### Task inputs:

========================================================================

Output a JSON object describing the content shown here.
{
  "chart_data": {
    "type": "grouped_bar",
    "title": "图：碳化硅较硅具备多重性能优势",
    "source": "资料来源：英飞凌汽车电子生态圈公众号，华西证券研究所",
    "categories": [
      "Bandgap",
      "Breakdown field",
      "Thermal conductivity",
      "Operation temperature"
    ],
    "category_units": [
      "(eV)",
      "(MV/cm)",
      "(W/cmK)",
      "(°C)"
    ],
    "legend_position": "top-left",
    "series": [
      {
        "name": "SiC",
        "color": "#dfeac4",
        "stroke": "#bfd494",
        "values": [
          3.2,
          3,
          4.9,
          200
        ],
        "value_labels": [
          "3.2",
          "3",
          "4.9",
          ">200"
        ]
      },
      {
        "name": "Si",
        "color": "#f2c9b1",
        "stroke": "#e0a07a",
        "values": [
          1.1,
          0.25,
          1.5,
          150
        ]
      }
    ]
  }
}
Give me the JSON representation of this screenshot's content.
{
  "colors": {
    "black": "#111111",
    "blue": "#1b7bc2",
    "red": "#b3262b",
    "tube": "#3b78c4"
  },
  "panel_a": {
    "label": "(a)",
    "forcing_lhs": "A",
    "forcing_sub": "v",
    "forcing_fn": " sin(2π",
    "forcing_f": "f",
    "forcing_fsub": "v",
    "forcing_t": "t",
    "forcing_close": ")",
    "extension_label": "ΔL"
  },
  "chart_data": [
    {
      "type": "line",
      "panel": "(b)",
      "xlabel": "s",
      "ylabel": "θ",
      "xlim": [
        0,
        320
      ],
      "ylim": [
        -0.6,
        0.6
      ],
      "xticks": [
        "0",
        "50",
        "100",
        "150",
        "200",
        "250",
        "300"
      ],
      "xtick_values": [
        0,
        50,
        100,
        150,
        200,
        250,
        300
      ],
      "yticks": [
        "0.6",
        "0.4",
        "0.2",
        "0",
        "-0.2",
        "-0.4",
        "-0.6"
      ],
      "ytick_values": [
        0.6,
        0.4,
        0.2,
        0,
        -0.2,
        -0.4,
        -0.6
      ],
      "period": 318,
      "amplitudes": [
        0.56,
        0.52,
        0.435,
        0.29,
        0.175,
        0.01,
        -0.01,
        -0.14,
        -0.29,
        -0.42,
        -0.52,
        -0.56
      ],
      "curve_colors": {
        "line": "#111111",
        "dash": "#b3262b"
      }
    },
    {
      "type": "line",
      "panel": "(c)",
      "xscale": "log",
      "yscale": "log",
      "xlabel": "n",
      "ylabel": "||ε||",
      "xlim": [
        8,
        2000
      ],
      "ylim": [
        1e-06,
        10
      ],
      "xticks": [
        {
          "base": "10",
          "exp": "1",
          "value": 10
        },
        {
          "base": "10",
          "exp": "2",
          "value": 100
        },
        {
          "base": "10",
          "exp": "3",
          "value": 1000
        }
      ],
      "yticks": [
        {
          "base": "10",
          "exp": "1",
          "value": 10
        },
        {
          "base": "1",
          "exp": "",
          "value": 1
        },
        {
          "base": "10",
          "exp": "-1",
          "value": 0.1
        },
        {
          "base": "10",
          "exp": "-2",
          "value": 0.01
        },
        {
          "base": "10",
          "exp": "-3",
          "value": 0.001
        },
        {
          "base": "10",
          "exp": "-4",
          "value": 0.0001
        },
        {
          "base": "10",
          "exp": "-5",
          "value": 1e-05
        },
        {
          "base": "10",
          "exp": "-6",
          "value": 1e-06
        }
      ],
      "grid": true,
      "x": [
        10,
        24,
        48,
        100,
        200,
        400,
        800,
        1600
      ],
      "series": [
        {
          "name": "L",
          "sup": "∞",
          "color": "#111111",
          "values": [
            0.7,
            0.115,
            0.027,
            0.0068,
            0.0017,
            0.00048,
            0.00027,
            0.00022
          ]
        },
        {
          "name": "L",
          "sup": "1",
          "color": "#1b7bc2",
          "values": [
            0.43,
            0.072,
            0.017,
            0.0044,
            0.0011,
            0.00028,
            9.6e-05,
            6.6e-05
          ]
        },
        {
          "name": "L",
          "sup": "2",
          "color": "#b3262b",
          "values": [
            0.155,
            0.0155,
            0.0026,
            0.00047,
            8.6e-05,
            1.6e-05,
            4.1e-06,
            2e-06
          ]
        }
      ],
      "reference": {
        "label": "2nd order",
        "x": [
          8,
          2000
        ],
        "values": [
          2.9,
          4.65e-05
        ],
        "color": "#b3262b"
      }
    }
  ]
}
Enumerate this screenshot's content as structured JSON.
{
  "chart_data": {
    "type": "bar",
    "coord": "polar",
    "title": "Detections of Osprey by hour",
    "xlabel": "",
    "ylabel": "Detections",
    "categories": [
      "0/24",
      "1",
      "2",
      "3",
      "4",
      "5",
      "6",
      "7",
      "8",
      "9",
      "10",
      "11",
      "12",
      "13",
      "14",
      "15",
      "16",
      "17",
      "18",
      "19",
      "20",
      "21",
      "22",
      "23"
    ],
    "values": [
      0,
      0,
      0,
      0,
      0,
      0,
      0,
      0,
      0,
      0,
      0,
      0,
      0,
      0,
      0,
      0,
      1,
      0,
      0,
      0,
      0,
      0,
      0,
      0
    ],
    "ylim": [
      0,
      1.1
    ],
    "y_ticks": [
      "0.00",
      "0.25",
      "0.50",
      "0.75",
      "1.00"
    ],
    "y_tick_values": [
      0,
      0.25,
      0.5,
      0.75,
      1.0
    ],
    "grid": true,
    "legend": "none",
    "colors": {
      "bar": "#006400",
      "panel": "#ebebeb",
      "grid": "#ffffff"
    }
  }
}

========================================================================

### Stated task:
Tally how many lines in the material above hold the word "content". Write only that number.

### Response to the exercise:
3